Task goal:
Everything in the data should be repeated exactly, save for the images.

Source data:
--- begin ---

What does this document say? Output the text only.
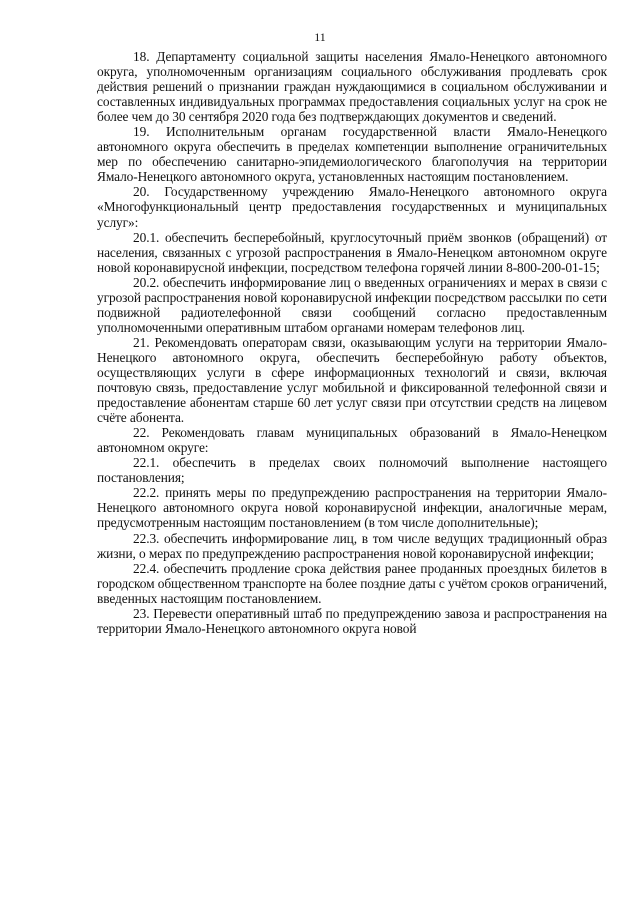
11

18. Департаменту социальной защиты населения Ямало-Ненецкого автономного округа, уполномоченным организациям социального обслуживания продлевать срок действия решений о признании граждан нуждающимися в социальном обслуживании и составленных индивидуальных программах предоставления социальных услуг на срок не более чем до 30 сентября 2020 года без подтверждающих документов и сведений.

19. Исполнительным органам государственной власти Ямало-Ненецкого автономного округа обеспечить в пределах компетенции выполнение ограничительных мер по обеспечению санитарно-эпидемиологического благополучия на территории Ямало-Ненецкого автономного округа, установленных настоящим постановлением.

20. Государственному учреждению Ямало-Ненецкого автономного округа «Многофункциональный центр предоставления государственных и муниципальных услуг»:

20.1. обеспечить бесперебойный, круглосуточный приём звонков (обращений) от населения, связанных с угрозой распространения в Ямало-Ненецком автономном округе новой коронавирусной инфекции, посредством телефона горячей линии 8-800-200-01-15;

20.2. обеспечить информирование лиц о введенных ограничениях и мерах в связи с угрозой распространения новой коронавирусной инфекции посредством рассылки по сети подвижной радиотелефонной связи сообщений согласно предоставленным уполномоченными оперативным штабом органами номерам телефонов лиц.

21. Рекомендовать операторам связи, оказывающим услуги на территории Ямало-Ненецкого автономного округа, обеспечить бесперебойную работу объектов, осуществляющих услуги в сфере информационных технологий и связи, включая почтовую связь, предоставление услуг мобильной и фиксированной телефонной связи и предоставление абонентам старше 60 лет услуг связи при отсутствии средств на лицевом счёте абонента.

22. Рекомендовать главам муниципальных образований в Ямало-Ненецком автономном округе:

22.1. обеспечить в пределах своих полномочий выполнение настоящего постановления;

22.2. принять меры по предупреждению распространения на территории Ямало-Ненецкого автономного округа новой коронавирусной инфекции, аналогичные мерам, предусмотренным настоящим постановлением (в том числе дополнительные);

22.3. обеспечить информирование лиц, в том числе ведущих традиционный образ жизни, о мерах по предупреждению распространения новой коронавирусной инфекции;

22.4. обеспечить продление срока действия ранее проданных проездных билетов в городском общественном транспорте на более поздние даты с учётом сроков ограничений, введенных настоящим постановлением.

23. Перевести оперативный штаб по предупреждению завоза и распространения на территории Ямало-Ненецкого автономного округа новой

--- end ---

Response to the task:
What does this document say? Output the text only.
11

18. Департаменту социальной защиты населения Ямало-Ненецкого автономного округа, уполномоченным организациям социального обслуживания продлевать срок действия решений о признании граждан нуждающимися в социальном обслуживании и составленных индивидуальных программах предоставления социальных услуг на срок не более чем до 30 сентября 2020 года без подтверждающих документов и сведений.

19. Исполнительным органам государственной власти Ямало-Ненецкого автономного округа обеспечить в пределах компетенции выполнение ограничительных мер по обеспечению санитарно-эпидемиологического благополучия на территории Ямало-Ненецкого автономного округа, установленных настоящим постановлением.

20. Государственному учреждению Ямало-Ненецкого автономного округа «Многофункциональный центр предоставления государственных и муниципальных услуг»:

20.1. обеспечить бесперебойный, круглосуточный приём звонков (обращений) от населения, связанных с угрозой распространения в Ямало-Ненецком автономном округе новой коронавирусной инфекции, посредством телефона горячей линии 8-800-200-01-15;

20.2. обеспечить информирование лиц о введенных ограничениях и мерах в связи с угрозой распространения новой коронавирусной инфекции посредством рассылки по сети подвижной радиотелефонной связи сообщений согласно предоставленным уполномоченными оперативным штабом органами номерам телефонов лиц.

21. Рекомендовать операторам связи, оказывающим услуги на территории Ямало-Ненецкого автономного округа, обеспечить бесперебойную работу объектов, осуществляющих услуги в сфере информационных технологий и связи, включая почтовую связь, предоставление услуг мобильной и фиксированной телефонной связи и предоставление абонентам старше 60 лет услуг связи при отсутствии средств на лицевом счёте абонента.

22. Рекомендовать главам муниципальных образований в Ямало-Ненецком автономном округе:

22.1. обеспечить в пределах своих полномочий выполнение настоящего постановления;

22.2. принять меры по предупреждению распространения на территории Ямало-Ненецкого автономного округа новой коронавирусной инфекции, аналогичные мерам, предусмотренным настоящим постановлением (в том числе дополнительные);

22.3. обеспечить информирование лиц, в том числе ведущих традиционный образ жизни, о мерах по предупреждению распространения новой коронавирусной инфекции;

22.4. обеспечить продление срока действия ранее проданных проездных билетов в городском общественном транспорте на более поздние даты с учётом сроков ограничений, введенных настоящим постановлением.

23. Перевести оперативный штаб по предупреждению завоза и распространения на территории Ямало-Ненецкого автономного округа новой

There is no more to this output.